GIVEN TASK: Quote all of the data below exactly, please.

RECORD EXCERPTS:
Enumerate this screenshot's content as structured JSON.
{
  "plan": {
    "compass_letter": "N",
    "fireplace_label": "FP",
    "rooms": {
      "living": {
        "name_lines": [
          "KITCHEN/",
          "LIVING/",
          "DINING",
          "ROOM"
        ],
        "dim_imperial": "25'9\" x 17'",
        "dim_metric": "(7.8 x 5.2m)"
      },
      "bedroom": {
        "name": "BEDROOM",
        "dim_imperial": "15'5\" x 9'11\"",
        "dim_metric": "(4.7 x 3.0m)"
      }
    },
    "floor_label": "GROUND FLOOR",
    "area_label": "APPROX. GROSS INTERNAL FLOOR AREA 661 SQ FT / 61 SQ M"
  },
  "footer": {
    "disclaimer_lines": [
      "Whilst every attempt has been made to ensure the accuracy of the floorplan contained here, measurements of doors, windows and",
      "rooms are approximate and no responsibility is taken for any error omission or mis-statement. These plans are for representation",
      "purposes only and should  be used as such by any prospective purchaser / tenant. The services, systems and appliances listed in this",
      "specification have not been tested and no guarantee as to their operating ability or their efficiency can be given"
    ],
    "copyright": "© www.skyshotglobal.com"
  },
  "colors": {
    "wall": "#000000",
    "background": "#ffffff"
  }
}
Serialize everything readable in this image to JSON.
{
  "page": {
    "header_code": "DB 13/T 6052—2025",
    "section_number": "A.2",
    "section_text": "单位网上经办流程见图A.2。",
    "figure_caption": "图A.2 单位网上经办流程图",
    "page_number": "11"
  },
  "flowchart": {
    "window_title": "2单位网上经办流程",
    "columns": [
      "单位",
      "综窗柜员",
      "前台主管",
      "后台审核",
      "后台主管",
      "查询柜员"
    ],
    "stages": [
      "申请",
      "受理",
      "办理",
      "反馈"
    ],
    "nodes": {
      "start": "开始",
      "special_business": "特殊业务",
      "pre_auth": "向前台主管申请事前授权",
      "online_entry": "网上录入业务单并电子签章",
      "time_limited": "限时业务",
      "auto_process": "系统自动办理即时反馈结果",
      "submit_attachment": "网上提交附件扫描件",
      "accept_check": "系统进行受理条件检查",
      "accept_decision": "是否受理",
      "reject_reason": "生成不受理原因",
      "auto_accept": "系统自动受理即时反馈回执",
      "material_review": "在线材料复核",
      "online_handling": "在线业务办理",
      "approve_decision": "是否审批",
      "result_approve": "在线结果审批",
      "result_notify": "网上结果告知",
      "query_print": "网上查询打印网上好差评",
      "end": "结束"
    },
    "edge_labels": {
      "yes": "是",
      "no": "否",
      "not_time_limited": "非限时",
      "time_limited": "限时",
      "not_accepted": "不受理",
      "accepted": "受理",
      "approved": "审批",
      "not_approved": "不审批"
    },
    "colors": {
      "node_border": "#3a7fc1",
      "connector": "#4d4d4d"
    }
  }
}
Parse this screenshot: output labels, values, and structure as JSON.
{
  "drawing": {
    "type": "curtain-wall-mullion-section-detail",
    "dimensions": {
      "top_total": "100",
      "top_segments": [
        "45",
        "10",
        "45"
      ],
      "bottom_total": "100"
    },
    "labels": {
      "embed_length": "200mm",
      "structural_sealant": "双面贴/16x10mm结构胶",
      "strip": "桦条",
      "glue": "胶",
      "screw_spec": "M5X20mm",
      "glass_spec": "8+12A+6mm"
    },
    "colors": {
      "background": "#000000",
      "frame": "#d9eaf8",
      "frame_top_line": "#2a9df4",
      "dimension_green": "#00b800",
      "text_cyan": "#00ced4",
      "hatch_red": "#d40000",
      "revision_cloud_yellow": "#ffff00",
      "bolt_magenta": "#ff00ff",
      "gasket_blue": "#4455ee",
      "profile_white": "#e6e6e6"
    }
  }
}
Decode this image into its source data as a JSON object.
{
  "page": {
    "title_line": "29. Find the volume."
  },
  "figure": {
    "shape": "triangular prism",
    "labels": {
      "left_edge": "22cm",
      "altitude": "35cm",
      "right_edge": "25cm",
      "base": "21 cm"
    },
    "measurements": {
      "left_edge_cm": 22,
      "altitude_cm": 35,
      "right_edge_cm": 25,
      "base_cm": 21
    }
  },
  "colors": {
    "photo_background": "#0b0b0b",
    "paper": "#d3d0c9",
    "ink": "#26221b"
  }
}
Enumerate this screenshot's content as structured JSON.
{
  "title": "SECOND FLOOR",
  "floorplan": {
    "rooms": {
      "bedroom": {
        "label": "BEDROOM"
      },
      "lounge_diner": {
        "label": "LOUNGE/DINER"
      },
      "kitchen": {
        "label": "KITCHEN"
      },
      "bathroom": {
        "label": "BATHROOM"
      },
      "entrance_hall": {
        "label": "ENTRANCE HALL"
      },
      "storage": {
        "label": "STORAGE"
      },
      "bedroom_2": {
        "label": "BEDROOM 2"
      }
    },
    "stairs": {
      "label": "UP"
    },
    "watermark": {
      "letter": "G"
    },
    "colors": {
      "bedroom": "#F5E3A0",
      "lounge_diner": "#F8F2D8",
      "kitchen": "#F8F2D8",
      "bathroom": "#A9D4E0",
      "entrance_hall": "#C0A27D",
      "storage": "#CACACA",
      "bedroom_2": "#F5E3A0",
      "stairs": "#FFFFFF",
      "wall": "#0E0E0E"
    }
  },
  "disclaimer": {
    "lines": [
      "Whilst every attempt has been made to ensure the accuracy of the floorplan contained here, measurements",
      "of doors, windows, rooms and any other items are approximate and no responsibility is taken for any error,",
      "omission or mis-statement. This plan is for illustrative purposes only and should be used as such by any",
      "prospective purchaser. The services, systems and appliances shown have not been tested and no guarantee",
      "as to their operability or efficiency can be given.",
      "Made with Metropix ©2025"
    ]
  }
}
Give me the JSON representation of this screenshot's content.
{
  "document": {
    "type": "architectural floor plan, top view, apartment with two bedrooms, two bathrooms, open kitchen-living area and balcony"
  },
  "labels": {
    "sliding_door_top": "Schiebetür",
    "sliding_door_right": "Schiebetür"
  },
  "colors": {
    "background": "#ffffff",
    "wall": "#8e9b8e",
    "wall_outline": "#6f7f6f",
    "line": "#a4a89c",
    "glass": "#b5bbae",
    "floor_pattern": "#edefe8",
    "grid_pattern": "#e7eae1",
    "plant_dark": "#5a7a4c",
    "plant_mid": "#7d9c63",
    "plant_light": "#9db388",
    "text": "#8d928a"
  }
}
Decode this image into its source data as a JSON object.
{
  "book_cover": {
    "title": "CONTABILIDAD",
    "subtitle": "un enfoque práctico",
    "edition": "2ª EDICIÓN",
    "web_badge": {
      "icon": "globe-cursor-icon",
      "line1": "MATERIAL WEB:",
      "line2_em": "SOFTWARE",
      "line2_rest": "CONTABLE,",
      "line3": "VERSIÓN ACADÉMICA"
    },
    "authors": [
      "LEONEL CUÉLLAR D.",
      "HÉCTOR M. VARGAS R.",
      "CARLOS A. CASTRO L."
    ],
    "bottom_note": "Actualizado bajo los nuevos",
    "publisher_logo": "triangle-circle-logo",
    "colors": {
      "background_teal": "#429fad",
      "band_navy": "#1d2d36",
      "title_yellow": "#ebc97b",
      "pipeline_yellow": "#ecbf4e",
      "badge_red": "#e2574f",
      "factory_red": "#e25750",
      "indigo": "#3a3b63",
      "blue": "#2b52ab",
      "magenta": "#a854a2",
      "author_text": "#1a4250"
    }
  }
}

EXERCISE RESULT:
Enumerate this screenshot's content as structured JSON.
{
  "plan": {
    "compass_letter": "N",
    "fireplace_label": "FP",
    "rooms": {
      "living": {
        "name_lines": [
          "KITCHEN/",
          "LIVING/",
          "DINING",
          "ROOM"
        ],
        "dim_imperial": "25'9\" x 17'",
        "dim_metric": "(7.8 x 5.2m)"
      },
      "bedroom": {
        "name": "BEDROOM",
        "dim_imperial": "15'5\" x 9'11\"",
        "dim_metric": "(4.7 x 3.0m)"
      }
    },
    "floor_label": "GROUND FLOOR",
    "area_label": "APPROX. GROSS INTERNAL FLOOR AREA 661 SQ FT / 61 SQ M"
  },
  "footer": {
    "disclaimer_lines": [
      "Whilst every attempt has been made to ensure the accuracy of the floorplan contained here, measurements of doors, windows and",
      "rooms are approximate and no responsibility is taken for any error omission or mis-statement. These plans are for representation",
      "purposes only and should  be used as such by any prospective purchaser / tenant. The services, systems and appliances listed in this",
      "specification have not been tested and no guarantee as to their operating ability or their efficiency can be given"
    ],
    "copyright": "© www.skyshotglobal.com"
  },
  "colors": {
    "wall": "#000000",
    "background": "#ffffff"
  }
}
Serialize everything readable in this image to JSON.
{
  "page": {
    "header_code": "DB 13/T 6052—2025",
    "section_number": "A.2",
    "section_text": "单位网上经办流程见图A.2。",
    "figure_caption": "图A.2 单位网上经办流程图",
    "page_number": "11"
  },
  "flowchart": {
    "window_title": "2单位网上经办流程",
    "columns": [
      "单位",
      "综窗柜员",
      "前台主管",
      "后台审核",
      "后台主管",
      "查询柜员"
    ],
    "stages": [
      "申请",
      "受理",
      "办理",
      "反馈"
    ],
    "nodes": {
      "start": "开始",
      "special_business": "特殊业务",
      "pre_auth": "向前台主管申请事前授权",
      "online_entry": "网上录入业务单并电子签章",
      "time_limited": "限时业务",
      "auto_process": "系统自动办理即时反馈结果",
      "submit_attachment": "网上提交附件扫描件",
      "accept_check": "系统进行受理条件检查",
      "accept_decision": "是否受理",
      "reject_reason": "生成不受理原因",
      "auto_accept": "系统自动受理即时反馈回执",
      "material_review": "在线材料复核",
      "online_handling": "在线业务办理",
      "approve_decision": "是否审批",
      "result_approve": "在线结果审批",
      "result_notify": "网上结果告知",
      "query_print": "网上查询打印网上好差评",
      "end": "结束"
    },
    "edge_labels": {
      "yes": "是",
      "no": "否",
      "not_time_limited": "非限时",
      "time_limited": "限时",
      "not_accepted": "不受理",
      "accepted": "受理",
      "approved": "审批",
      "not_approved": "不审批"
    },
    "colors": {
      "node_border": "#3a7fc1",
      "connector": "#4d4d4d"
    }
  }
}
Parse this screenshot: output labels, values, and structure as JSON.
{
  "drawing": {
    "type": "curtain-wall-mullion-section-detail",
    "dimensions": {
      "top_total": "100",
      "top_segments": [
        "45",
        "10",
        "45"
      ],
      "bottom_total": "100"
    },
    "labels": {
      "embed_length": "200mm",
      "structural_sealant": "双面贴/16x10mm结构胶",
      "strip": "桦条",
      "glue": "胶",
      "screw_spec": "M5X20mm",
      "glass_spec": "8+12A+6mm"
    },
    "colors": {
      "background": "#000000",
      "frame": "#d9eaf8",
      "frame_top_line": "#2a9df4",
      "dimension_green": "#00b800",
      "text_cyan": "#00ced4",
      "hatch_red": "#d40000",
      "revision_cloud_yellow": "#ffff00",
      "bolt_magenta": "#ff00ff",
      "gasket_blue": "#4455ee",
      "profile_white": "#e6e6e6"
    }
  }
}
Decode this image into its source data as a JSON object.
{
  "page": {
    "title_line": "29. Find the volume."
  },
  "figure": {
    "shape": "triangular prism",
    "labels": {
      "left_edge": "22cm",
      "altitude": "35cm",
      "right_edge": "25cm",
      "base": "21 cm"
    },
    "measurements": {
      "left_edge_cm": 22,
      "altitude_cm": 35,
      "right_edge_cm": 25,
      "base_cm": 21
    }
  },
  "colors": {
    "photo_background": "#0b0b0b",
    "paper": "#d3d0c9",
    "ink": "#26221b"
  }
}
Enumerate this screenshot's content as structured JSON.
{
  "title": "SECOND FLOOR",
  "floorplan": {
    "rooms": {
      "bedroom": {
        "label": "BEDROOM"
      },
      "lounge_diner": {
        "label": "LOUNGE/DINER"
      },
      "kitchen": {
        "label": "KITCHEN"
      },
      "bathroom": {
        "label": "BATHROOM"
      },
      "entrance_hall": {
        "label": "ENTRANCE HALL"
      },
      "storage": {
        "label": "STORAGE"
      },
      "bedroom_2": {
        "label": "BEDROOM 2"
      }
    },
    "stairs": {
      "label": "UP"
    },
    "watermark": {
      "letter": "G"
    },
    "colors": {
      "bedroom": "#F5E3A0",
      "lounge_diner": "#F8F2D8",
      "kitchen": "#F8F2D8",
      "bathroom": "#A9D4E0",
      "entrance_hall": "#C0A27D",
      "storage": "#CACACA",
      "bedroom_2": "#F5E3A0",
      "stairs": "#FFFFFF",
      "wall": "#0E0E0E"
    }
  },
  "disclaimer": {
    "lines": [
      "Whilst every attempt has been made to ensure the accuracy of the floorplan contained here, measurements",
      "of doors, windows, rooms and any other items are approximate and no responsibility is taken for any error,",
      "omission or mis-statement. This plan is for illustrative purposes only and should be used as such by any",
      "prospective purchaser. The services, systems and appliances shown have not been tested and no guarantee",
      "as to their operability or efficiency can be given.",
      "Made with Metropix ©2025"
    ]
  }
}
Give me the JSON representation of this screenshot's content.
{
  "document": {
    "type": "architectural floor plan, top view, apartment with two bedrooms, two bathrooms, open kitchen-living area and balcony"
  },
  "labels": {
    "sliding_door_top": "Schiebetür",
    "sliding_door_right": "Schiebetür"
  },
  "colors": {
    "background": "#ffffff",
    "wall": "#8e9b8e",
    "wall_outline": "#6f7f6f",
    "line": "#a4a89c",
    "glass": "#b5bbae",
    "floor_pattern": "#edefe8",
    "grid_pattern": "#e7eae1",
    "plant_dark": "#5a7a4c",
    "plant_mid": "#7d9c63",
    "plant_light": "#9db388",
    "text": "#8d928a"
  }
}
Decode this image into its source data as a JSON object.
{
  "book_cover": {
    "title": "CONTABILIDAD",
    "subtitle": "un enfoque práctico",
    "edition": "2ª EDICIÓN",
    "web_badge": {
      "icon": "globe-cursor-icon",
      "line1": "MATERIAL WEB:",
      "line2_em": "SOFTWARE",
      "line2_rest": "CONTABLE,",
      "line3": "VERSIÓN ACADÉMICA"
    },
    "authors": [
      "LEONEL CUÉLLAR D.",
      "HÉCTOR M. VARGAS R.",
      "CARLOS A. CASTRO L."
    ],
    "bottom_note": "Actualizado bajo los nuevos",
    "publisher_logo": "triangle-circle-logo",
    "colors": {
      "background_teal": "#429fad",
      "band_navy": "#1d2d36",
      "title_yellow": "#ebc97b",
      "pipeline_yellow": "#ecbf4e",
      "badge_red": "#e2574f",
      "factory_red": "#e25750",
      "indigo": "#3a3b63",
      "blue": "#2b52ab",
      "magenta": "#a854a2",
      "author_text": "#1a4250"
    }
  }
}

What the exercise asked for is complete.